_INFORMATION GIVEN_
■ ■ ■ ■ ■ ■ ■
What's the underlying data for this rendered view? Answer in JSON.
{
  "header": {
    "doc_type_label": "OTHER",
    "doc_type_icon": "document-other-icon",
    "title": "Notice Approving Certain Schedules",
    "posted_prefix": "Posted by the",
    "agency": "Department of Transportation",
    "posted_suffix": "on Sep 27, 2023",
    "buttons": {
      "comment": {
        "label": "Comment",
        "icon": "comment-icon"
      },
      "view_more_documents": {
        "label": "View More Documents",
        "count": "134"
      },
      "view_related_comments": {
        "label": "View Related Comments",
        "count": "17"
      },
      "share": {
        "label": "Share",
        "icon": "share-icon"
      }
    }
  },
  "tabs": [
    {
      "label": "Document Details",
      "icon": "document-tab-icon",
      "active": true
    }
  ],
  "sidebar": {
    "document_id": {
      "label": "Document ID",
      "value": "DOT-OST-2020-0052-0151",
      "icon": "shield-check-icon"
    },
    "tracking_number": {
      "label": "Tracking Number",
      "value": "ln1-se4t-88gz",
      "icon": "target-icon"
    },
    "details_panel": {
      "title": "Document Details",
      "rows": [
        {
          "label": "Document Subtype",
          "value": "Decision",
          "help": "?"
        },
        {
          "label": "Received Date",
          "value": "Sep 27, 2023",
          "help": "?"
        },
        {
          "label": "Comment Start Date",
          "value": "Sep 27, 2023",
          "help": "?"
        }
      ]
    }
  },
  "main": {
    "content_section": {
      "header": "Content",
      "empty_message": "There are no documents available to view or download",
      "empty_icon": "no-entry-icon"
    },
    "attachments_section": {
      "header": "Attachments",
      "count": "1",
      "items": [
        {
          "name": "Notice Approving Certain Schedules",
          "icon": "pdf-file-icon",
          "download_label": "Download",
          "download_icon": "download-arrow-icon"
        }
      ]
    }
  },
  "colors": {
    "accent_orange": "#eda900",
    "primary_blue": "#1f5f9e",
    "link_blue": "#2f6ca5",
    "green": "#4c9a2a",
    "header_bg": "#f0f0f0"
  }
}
■ ■ ■ ■ ■ ■ ■
_AIM_
Search the data for "Certain". Copy every matching line.

_COMPLETE OUTPUT_
    "title": "Notice Approving Certain Schedules",
          "name": "Notice Approving Certain Schedules",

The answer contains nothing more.